__AUFGABE A__.
Übertragen Sie aus dem Listing unverändert den Abschnitt, der mit dessen erster Zeile beginnt und mit der Zeile endet, die "view-palette-icon[interactable] [1410, 93, 1424, 109]" enthält. Beide Grenzzeilen gehören dazu.

__DOKUMENTAUSZUG__.
====================
Maribor: „Madama Butterfly“, Giacomo Puccini

Das „Puccini-Jahr“ wird auch in unserem südlichen Nachbarland entsprechend gewürdigt, und das Theater der zweitgrößten slowenischen Stadt, die malerisch unterhalb des „Pohorje“ (Pachergebirges – wie es zur Zeit, als das Gebiet noch die Südsteiermark war- geheißen hat ) an der Drau liegt, wird im Laufe des Jahres auch noch neue Produktionen von „Tosca“ und „Turandot“ herausbringen, eine wunderschöne „Rondine“ von Hugo de Ana ausgestattet gab es schon , sowie im Vorjahr eine ebenso gelungene „Manon Lescaut“!

© SNG Maribor

Bei der Manon war wie bei „Madama Butterfly“ Pier Francesco Maestrini der Regisseur – und er wird es auch bei der „Tosca“ sein.  Seit seinem grandiosen „Andrea Chenier“ in Bologna bin ich von ihm begeistert und er ist zweifellos einer der besten Regisseure der Jetztzeit!  Seine Genialität ist wohl gleichzeitig auch sein „Manko“ in der großteils heutigen, pervertierten Opernszene. Ein Mann der – offenbar geprägt bereits durch seinen Vater Carlo, der schon seit den 60er und 70er Jahren des vorigen Jahrhunderts für wunderbare Produktionen rund um den Erdball verantwortlich zeichnete – die Werke respektiert, die heutigen Mitteln der Technik wie Videoprojektionen werkdienlich und zur besseren Illustration der Inhalte im Sinne der Schöpfer einsetzt, der wird beispielsweise nicht an der Wiener Staatsoper oder anderen großen Häusern beschäftigt, wo es offenbar hauptsächlich primär um andere Aspekte geht, als die Vorgaben der Komponisten und Librettisten zu erfüllen!  Immer mehr wird ja sogar schon mit „musikalischen (Pop-) Einlagen“ und anderem Unsinn herumgepfuscht – widerlich!

© SNG Maribor

Nun, großes Lob dem SNG Maribor und seiner Leitung, daß hier dem unseligen internationalen Trend nicht gehuldigt wird, und man mit großer Freude und Dankbarkeit diesen Abend geniessen konnte. Und man war weit mehr berührt und zum Denken angeregt als bei irgendwelchen „Aktualisierungen“ und „Verzwergungen“ „Kammerspiel“, „kammermusikalisch“ – wenn ich solche Rezensionen lese, bin ich schon froh nicht dort gewesen zu sein! Maestrini gibt dem Geschehen die Größe, die der Musik entspricht. Eine einfache Front eines japanischen Häuschens, über zwei Stege erreichbar, das mit geöffneten Schiebetüren den Blick auf die Weite des Meeres freigibt. Beim großen Liebesduett versinkt dann quasi alles, vom Meer umspült, vom Vollmond und unzähligen Sternen mystisch beleuchtet entschwinden die Beiden in eine andere Welt. Praktikabel und illusionsfördernd hat Nicolas Boni dem wahrem Maestro Maestrini die Bühne gebaut, Bruno Ciulli (Licht) vollbringt grandioses, wenn im packenden Vorspiel des dritten Aktes die Morgendämmerung über dem Meer anbricht, erst dann das Haus wieder sichtbar wird. Luca Dall`Alpi hat kleidsame, optisch wirkungsvolle und die Atmosphäre unterstützende Kostüme entworfen – ohne Kitsch, und kleidsam noch dazu – heute ja schon die absolute Ausnahme. Maestrini hat eine einfache, dem Libretto folgende Personenführung geschaffen – es fügt sich ein Rädchen ins Andere, und es funktioniert, es reißt mit, es regt zum Denken an und es begeistert.
====================
__ZU VERWENDENDE DATEN__.

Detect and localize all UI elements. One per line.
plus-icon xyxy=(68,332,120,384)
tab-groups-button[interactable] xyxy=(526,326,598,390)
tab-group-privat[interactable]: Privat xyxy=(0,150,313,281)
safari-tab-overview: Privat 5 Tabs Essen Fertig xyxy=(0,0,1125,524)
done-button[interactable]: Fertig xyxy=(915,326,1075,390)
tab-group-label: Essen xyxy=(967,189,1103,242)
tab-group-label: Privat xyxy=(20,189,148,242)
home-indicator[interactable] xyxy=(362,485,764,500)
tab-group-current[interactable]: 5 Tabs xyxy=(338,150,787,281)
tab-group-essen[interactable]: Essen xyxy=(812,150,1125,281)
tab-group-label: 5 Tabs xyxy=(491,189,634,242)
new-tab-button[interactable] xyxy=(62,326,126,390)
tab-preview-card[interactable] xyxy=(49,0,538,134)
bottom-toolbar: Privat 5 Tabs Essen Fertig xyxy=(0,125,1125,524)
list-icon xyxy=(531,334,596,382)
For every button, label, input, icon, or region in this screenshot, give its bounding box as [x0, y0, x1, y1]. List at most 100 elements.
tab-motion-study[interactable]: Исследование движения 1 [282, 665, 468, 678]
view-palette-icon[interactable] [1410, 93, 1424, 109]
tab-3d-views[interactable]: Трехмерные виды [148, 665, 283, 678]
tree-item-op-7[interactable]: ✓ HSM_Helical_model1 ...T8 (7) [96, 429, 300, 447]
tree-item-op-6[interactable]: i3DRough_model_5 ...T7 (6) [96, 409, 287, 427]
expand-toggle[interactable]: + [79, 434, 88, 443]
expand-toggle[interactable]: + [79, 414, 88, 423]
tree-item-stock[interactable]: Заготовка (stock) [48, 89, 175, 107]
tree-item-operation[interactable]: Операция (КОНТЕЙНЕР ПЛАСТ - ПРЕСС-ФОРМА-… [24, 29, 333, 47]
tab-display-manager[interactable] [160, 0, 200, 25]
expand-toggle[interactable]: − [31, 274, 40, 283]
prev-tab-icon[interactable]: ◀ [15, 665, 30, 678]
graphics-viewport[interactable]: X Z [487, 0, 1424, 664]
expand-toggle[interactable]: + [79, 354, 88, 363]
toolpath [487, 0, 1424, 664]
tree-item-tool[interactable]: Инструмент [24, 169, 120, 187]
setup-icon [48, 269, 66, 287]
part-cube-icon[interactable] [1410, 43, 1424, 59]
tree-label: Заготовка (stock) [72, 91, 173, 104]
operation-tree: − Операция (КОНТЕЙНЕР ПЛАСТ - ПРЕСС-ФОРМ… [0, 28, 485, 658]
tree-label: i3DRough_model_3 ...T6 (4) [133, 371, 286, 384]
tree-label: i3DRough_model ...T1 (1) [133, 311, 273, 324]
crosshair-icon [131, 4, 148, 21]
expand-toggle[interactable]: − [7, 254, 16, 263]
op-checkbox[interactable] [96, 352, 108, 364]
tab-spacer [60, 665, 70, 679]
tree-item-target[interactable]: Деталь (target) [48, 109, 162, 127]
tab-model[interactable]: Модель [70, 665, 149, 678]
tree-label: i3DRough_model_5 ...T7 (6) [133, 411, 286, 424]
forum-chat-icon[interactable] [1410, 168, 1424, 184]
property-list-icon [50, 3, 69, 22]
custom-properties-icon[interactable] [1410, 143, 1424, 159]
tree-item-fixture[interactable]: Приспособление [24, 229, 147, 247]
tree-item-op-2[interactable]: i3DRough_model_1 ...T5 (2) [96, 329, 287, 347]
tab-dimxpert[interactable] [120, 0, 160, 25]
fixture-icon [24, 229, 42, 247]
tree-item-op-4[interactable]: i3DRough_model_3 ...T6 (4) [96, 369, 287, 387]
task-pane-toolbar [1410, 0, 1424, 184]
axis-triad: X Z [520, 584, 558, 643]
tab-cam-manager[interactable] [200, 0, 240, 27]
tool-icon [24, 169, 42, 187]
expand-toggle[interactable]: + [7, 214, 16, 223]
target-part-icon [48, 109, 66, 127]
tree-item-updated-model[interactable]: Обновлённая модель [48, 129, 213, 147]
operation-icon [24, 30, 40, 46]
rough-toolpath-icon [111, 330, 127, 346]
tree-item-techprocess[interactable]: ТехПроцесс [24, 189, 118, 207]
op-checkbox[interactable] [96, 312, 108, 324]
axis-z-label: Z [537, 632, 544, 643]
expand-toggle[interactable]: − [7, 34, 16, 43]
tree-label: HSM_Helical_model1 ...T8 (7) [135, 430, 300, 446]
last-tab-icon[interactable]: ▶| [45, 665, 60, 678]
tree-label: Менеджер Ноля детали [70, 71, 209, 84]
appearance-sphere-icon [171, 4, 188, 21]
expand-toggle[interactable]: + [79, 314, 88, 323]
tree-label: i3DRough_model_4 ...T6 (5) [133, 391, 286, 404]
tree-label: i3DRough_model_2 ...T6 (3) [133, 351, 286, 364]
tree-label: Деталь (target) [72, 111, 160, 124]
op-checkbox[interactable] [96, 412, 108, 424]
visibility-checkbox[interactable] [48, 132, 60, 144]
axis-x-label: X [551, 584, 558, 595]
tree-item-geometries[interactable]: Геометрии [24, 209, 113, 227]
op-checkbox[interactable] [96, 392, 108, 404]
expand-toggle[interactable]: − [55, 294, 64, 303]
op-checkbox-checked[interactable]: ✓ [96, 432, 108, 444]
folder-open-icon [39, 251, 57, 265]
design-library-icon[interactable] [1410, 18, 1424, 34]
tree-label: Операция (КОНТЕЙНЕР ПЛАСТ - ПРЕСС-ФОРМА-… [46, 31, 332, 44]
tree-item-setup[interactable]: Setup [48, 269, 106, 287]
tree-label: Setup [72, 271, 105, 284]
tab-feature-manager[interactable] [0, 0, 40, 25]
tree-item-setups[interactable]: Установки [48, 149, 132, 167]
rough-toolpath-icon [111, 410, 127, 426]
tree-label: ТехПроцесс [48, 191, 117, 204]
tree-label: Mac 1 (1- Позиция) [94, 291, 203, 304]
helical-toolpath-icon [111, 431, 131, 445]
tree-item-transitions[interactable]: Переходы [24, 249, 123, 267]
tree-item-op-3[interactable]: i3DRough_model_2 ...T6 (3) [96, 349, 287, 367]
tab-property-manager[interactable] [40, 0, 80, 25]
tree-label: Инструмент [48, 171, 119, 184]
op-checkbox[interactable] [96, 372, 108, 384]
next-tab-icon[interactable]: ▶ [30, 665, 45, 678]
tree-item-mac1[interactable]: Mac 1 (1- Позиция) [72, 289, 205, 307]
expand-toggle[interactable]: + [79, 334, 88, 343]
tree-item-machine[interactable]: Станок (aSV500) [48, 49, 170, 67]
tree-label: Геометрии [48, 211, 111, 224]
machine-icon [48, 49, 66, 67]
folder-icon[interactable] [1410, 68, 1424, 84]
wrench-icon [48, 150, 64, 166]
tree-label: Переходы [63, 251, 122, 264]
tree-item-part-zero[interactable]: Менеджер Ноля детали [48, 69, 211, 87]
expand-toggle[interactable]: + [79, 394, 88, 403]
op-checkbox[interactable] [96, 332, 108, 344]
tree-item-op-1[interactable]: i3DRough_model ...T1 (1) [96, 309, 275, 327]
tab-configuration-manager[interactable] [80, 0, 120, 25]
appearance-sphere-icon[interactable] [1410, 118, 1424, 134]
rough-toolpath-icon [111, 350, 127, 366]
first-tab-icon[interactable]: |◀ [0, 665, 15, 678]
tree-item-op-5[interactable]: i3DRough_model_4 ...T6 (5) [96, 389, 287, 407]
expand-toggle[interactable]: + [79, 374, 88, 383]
====================
__AUFGABE B__.
Nennen Sie alle Personen, die in der Rezension der Maribor-„Madama Butterfly“ für Regie, Bühne, Licht oder Kostüme dieser Produktion genannt werden, jeweils mit ihrer Aufgabe.

__VOLLSTÄNDIGE AUSGABE A__.
Detect and localize all UI elements. One per line.
plus-icon xyxy=(68,332,120,384)
tab-groups-button[interactable] xyxy=(526,326,598,390)
tab-group-privat[interactable]: Privat xyxy=(0,150,313,281)
safari-tab-overview: Privat 5 Tabs Essen Fertig xyxy=(0,0,1125,524)
done-button[interactable]: Fertig xyxy=(915,326,1075,390)
tab-group-label: Essen xyxy=(967,189,1103,242)
tab-group-label: Privat xyxy=(20,189,148,242)
home-indicator[interactable] xyxy=(362,485,764,500)
tab-group-current[interactable]: 5 Tabs xyxy=(338,150,787,281)
tab-group-essen[interactable]: Essen xyxy=(812,150,1125,281)
tab-group-label: 5 Tabs xyxy=(491,189,634,242)
new-tab-button[interactable] xyxy=(62,326,126,390)
tab-preview-card[interactable] xyxy=(49,0,538,134)
bottom-toolbar: Privat 5 Tabs Essen Fertig xyxy=(0,125,1125,524)
list-icon xyxy=(531,334,596,382)
For every button, label, input, icon, or region in this screenshot, give its bounding box as [x0, y0, x1, y1]. List at most 100 elements.
tab-motion-study[interactable]: Исследование движения 1 [282, 665, 468, 678]
view-palette-icon[interactable] [1410, 93, 1424, 109]

__VOLLSTÄNDIGE AUSGABE B__.
- Pier Francesco Maestrini: Regie
- Nicolas Boni: Bühne
- Bruno Ciulli: Licht
- Luca Dall`Alpi: Kostüme